> [Extracted records]:

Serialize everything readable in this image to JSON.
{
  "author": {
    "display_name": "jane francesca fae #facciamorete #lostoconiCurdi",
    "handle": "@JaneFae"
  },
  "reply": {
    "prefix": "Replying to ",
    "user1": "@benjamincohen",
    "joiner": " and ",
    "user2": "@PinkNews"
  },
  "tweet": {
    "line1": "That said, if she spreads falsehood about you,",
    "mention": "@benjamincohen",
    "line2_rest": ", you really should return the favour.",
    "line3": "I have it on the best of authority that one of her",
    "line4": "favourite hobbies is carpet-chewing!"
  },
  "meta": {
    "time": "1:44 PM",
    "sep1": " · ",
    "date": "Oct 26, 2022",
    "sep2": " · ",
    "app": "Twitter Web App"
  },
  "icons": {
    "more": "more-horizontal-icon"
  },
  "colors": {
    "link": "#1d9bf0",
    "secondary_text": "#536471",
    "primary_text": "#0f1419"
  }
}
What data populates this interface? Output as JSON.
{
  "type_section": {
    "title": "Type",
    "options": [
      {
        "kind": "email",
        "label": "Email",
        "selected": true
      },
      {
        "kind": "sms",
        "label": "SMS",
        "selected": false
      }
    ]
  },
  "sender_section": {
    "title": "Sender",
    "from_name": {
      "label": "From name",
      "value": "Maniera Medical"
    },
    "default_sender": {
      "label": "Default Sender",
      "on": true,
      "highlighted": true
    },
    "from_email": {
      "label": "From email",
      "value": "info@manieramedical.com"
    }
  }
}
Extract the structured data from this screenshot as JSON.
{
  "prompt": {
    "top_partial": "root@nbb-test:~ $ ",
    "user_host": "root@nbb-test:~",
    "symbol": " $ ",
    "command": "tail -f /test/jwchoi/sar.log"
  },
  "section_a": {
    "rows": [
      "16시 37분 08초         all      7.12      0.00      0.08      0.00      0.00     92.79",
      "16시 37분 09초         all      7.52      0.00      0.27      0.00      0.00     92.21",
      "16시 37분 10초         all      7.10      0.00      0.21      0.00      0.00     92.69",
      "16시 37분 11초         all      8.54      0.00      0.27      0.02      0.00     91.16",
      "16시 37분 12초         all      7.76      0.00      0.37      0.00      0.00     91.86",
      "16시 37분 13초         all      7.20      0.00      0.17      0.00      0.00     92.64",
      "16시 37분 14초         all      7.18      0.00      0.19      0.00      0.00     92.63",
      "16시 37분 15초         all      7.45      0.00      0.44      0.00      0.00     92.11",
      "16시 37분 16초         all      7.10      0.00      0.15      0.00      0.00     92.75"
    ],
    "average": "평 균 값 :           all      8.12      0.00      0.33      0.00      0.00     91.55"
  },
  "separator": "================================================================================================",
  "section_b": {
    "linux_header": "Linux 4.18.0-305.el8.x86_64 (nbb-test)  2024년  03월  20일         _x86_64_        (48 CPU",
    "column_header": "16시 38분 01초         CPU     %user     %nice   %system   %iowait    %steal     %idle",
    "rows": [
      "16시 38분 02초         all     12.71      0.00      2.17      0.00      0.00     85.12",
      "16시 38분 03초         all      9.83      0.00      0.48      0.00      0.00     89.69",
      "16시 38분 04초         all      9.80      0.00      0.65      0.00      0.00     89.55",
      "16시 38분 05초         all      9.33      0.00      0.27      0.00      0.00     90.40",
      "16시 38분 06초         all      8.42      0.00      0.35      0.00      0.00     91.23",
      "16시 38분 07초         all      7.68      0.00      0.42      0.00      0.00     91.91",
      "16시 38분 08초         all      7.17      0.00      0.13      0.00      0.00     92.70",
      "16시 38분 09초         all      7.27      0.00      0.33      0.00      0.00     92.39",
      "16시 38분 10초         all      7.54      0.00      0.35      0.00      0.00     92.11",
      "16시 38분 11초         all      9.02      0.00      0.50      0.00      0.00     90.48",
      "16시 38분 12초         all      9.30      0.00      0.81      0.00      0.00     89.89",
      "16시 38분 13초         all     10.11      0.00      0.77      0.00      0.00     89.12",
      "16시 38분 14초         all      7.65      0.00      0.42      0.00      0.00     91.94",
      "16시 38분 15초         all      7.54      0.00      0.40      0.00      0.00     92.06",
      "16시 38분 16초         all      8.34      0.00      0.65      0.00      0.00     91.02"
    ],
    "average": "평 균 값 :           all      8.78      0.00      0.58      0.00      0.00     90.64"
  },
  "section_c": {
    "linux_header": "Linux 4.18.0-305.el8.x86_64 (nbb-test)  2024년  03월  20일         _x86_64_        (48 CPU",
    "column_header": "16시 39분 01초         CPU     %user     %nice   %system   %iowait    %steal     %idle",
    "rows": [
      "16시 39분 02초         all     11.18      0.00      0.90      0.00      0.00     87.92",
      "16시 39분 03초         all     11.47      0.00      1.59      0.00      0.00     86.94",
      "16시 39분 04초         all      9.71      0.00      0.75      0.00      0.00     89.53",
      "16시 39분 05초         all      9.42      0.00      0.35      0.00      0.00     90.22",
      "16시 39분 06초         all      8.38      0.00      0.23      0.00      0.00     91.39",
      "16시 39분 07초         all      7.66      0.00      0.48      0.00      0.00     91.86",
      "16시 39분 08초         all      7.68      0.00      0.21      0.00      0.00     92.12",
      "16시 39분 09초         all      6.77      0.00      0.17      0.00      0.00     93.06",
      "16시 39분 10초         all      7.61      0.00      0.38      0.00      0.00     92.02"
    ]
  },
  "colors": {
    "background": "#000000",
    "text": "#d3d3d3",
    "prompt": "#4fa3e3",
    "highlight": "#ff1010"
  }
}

> [Instruction]: Pull out every line in the data above that has the word "iowait".

> [Task response]:
    "column_header": "16시 38분 01초         CPU     %user     %nice   %system   %iowait    %steal     %idle",
    "column_header": "16시 39분 01초         CPU     %user     %nice   %system   %iowait    %steal     %idle",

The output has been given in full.